Dataset records:
══════════════════════════════

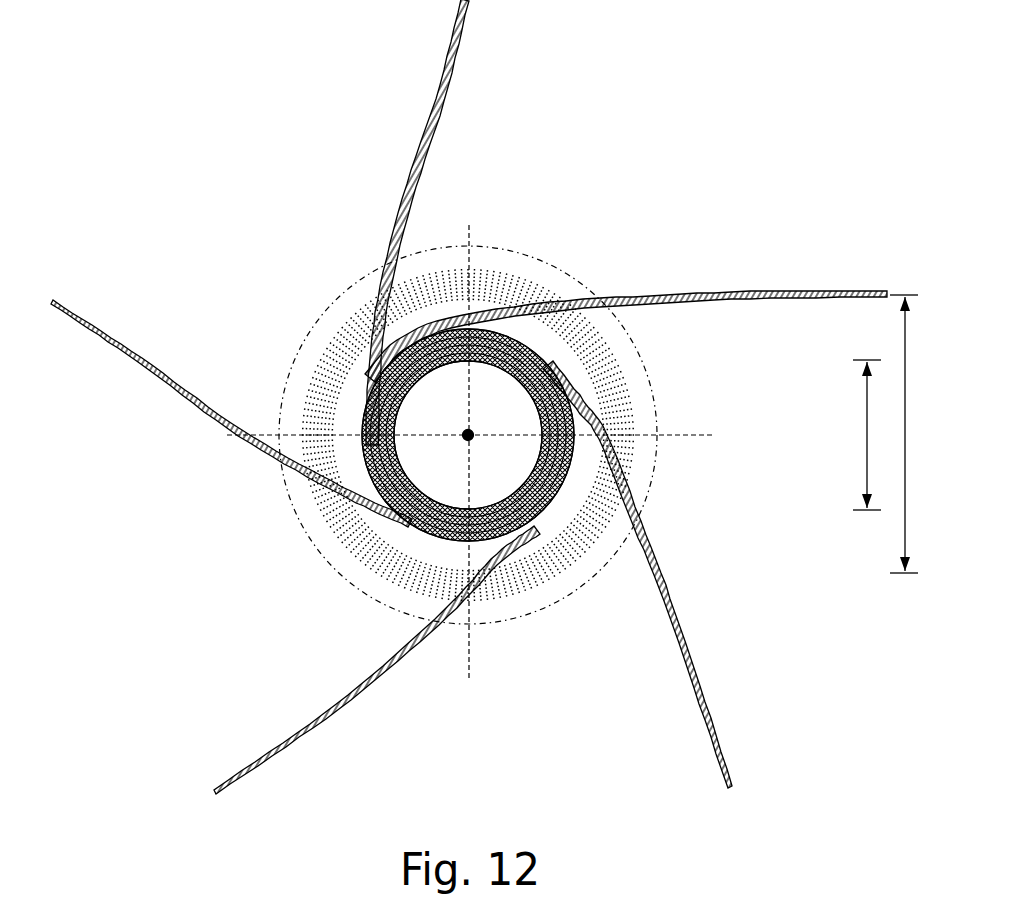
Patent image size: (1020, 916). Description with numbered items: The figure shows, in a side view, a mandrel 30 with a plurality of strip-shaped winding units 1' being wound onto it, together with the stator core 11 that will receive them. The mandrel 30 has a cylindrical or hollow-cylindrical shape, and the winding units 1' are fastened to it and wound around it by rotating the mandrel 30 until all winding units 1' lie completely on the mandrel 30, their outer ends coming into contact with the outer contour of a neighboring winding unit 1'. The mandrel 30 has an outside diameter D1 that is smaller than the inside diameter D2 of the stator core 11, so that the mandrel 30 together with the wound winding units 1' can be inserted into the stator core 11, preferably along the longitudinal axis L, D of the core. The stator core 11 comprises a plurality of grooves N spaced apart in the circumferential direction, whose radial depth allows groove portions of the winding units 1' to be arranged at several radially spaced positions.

══════════════════════════════

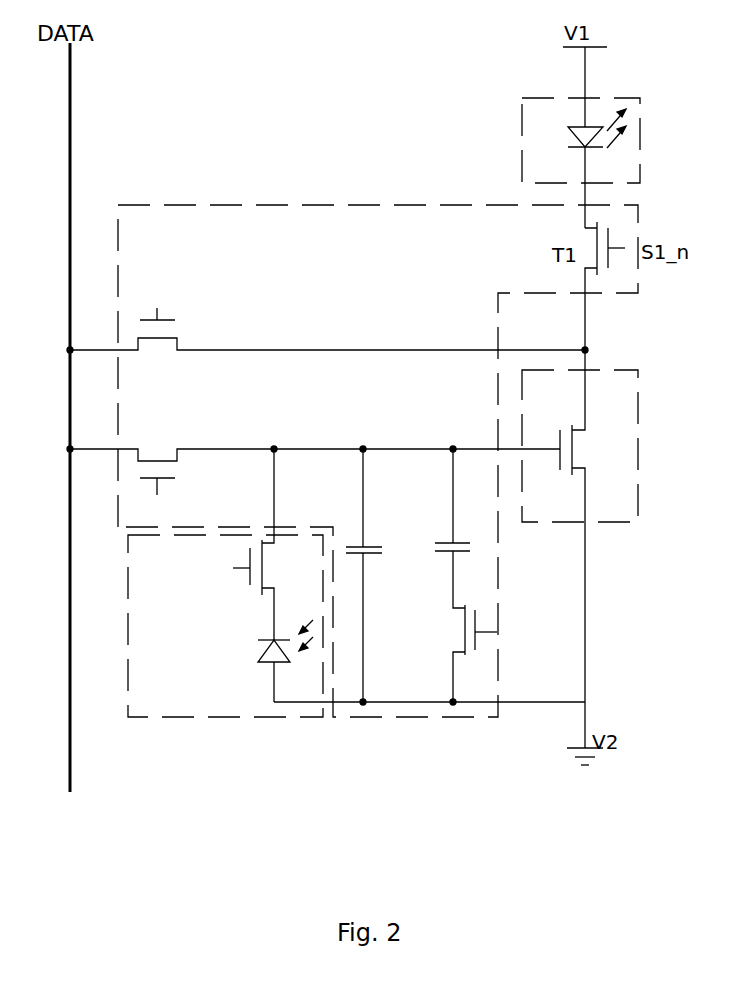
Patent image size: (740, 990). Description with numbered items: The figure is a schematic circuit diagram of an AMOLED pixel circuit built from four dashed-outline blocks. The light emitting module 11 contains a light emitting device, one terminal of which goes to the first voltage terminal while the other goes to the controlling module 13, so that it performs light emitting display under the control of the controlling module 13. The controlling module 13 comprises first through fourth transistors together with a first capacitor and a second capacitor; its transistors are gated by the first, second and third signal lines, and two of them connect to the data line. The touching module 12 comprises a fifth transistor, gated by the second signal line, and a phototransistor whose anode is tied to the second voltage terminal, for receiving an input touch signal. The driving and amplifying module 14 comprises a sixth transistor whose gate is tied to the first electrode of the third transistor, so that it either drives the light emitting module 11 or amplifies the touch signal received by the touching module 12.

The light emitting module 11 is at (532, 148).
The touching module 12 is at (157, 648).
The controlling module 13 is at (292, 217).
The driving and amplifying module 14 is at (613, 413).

══════════════════════════════

Pull out every line of the data above that contains the string "light".

Patent image size: (740, 990). Description with numbered items: The figure is a schematic circuit diagram of an AMOLED pixel circuit built from four dashed-outline blocks. The light emitting module 11 contains a light emitting device, one terminal of which goes to the first voltage terminal while the other goes to the controlling module 13, so that it performs light emitting display under the control of the controlling module 13. The controlling module 13 comprises first through fourth transistors together with a first capacitor and a second capacitor; its transistors are gated by the first, second and third signal lines, and two of them connect to the data line. The touching module 12 comprises a fifth transistor, gated by the second signal line, and a phototransistor whose anode is tied to the second voltage terminal, for receiving an input touch signal. The driving and amplifying module 14 comprises a sixth transistor whose gate is tied to the first electrode of the third transistor, so that it either drives the light emitting module 11 or amplifies the touch signal received by the touching module 12.
The light emitting module 11 is at (532, 148).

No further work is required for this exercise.